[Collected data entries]
++++++++++
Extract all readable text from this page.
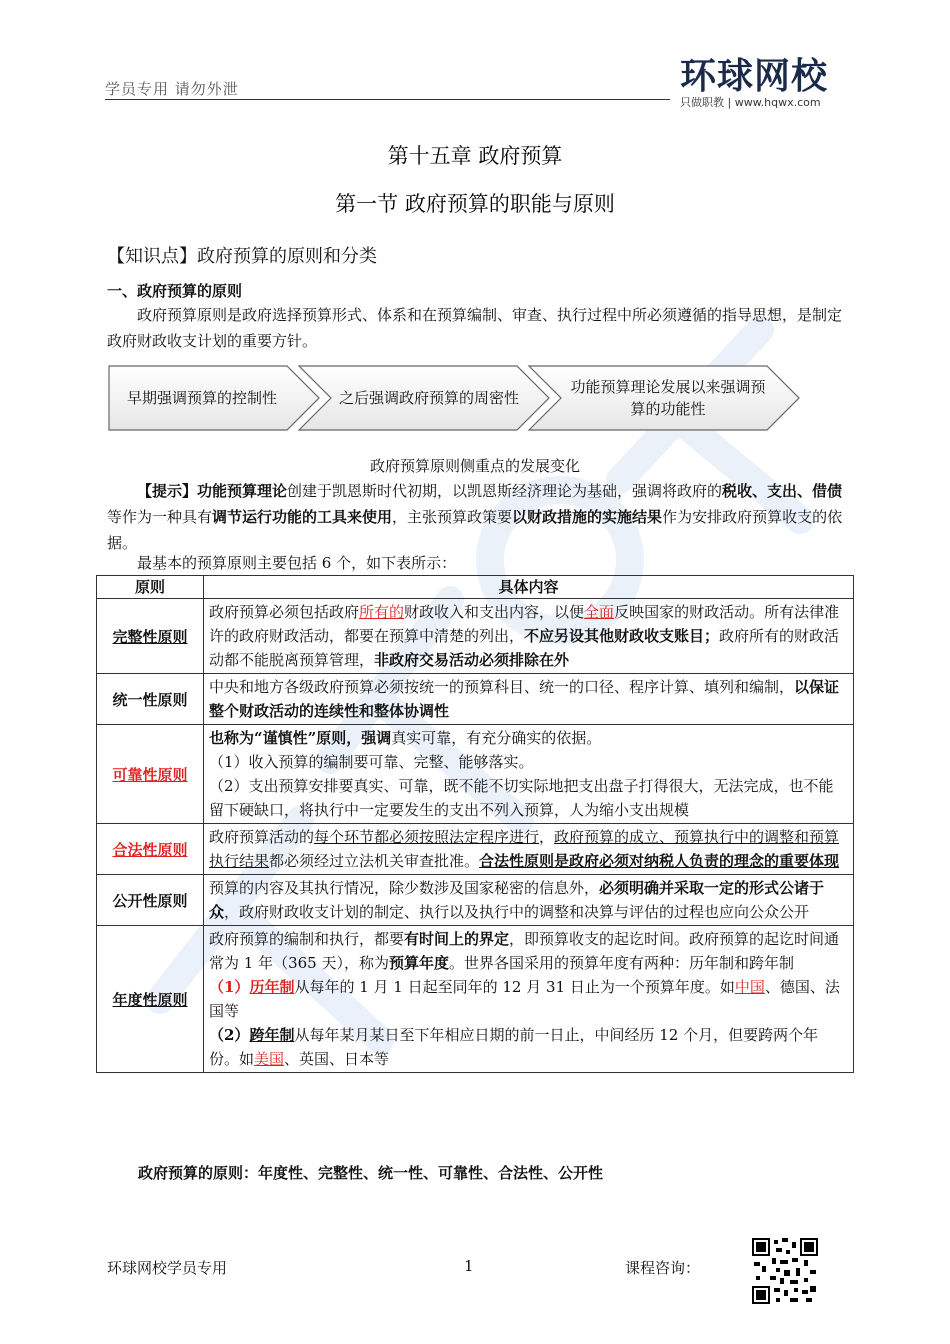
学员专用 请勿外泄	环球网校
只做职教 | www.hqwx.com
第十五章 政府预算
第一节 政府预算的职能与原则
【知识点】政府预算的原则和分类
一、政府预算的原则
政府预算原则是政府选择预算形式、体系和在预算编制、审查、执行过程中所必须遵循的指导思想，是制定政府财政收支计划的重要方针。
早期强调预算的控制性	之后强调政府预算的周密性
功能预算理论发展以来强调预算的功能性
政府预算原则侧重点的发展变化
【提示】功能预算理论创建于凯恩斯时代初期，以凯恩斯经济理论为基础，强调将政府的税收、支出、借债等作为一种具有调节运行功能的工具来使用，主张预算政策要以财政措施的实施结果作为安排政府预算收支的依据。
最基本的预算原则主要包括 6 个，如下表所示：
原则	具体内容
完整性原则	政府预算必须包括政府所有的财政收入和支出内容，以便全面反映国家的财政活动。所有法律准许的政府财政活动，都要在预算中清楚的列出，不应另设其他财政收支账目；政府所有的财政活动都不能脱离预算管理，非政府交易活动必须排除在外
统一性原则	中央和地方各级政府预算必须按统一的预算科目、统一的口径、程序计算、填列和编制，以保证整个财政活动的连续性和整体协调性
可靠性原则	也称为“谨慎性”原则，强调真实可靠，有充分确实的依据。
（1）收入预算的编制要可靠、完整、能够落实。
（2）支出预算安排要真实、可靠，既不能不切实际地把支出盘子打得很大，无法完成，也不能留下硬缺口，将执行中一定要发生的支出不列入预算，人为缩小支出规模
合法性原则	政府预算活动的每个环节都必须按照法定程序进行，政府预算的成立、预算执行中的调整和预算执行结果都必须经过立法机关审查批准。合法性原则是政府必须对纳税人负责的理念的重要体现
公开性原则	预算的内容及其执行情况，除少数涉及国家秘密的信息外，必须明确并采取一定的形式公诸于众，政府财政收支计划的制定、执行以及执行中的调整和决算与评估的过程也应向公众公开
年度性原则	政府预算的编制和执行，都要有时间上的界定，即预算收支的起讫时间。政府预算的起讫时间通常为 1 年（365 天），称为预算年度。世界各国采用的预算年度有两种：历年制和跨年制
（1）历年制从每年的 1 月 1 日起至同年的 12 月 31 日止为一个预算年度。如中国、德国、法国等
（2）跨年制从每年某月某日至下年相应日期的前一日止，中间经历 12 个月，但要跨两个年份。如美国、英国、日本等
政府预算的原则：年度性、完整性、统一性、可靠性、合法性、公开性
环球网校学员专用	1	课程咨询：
++++++++++
Skipping the pictures, transcribe each line above exactly as it appears.

*EXERCISE SOLUTION*
Extract all readable text from this page.
学员专用 请勿外泄	环球网校
只做职教 | www.hqwx.com
第十五章 政府预算
第一节 政府预算的职能与原则
【知识点】政府预算的原则和分类
一、政府预算的原则
政府预算原则是政府选择预算形式、体系和在预算编制、审查、执行过程中所必须遵循的指导思想，是制定政府财政收支计划的重要方针。
早期强调预算的控制性	之后强调政府预算的周密性
功能预算理论发展以来强调预算的功能性
政府预算原则侧重点的发展变化
【提示】功能预算理论创建于凯恩斯时代初期，以凯恩斯经济理论为基础，强调将政府的税收、支出、借债等作为一种具有调节运行功能的工具来使用，主张预算政策要以财政措施的实施结果作为安排政府预算收支的依据。
最基本的预算原则主要包括 6 个，如下表所示：
原则	具体内容
完整性原则	政府预算必须包括政府所有的财政收入和支出内容，以便全面反映国家的财政活动。所有法律准许的政府财政活动，都要在预算中清楚的列出，不应另设其他财政收支账目；政府所有的财政活动都不能脱离预算管理，非政府交易活动必须排除在外
统一性原则	中央和地方各级政府预算必须按统一的预算科目、统一的口径、程序计算、填列和编制，以保证整个财政活动的连续性和整体协调性
可靠性原则	也称为“谨慎性”原则，强调真实可靠，有充分确实的依据。
（1）收入预算的编制要可靠、完整、能够落实。
（2）支出预算安排要真实、可靠，既不能不切实际地把支出盘子打得很大，无法完成，也不能留下硬缺口，将执行中一定要发生的支出不列入预算，人为缩小支出规模
合法性原则	政府预算活动的每个环节都必须按照法定程序进行，政府预算的成立、预算执行中的调整和预算执行结果都必须经过立法机关审查批准。合法性原则是政府必须对纳税人负责的理念的重要体现
公开性原则	预算的内容及其执行情况，除少数涉及国家秘密的信息外，必须明确并采取一定的形式公诸于众，政府财政收支计划的制定、执行以及执行中的调整和决算与评估的过程也应向公众公开
年度性原则	政府预算的编制和执行，都要有时间上的界定，即预算收支的起讫时间。政府预算的起讫时间通常为 1 年（365 天），称为预算年度。世界各国采用的预算年度有两种：历年制和跨年制
（1）历年制从每年的 1 月 1 日起至同年的 12 月 31 日止为一个预算年度。如中国、德国、法国等
（2）跨年制从每年某月某日至下年相应日期的前一日止，中间经历 12 个月，但要跨两个年份。如美国、英国、日本等
政府预算的原则：年度性、完整性、统一性、可靠性、合法性、公开性
环球网校学员专用	1	课程咨询：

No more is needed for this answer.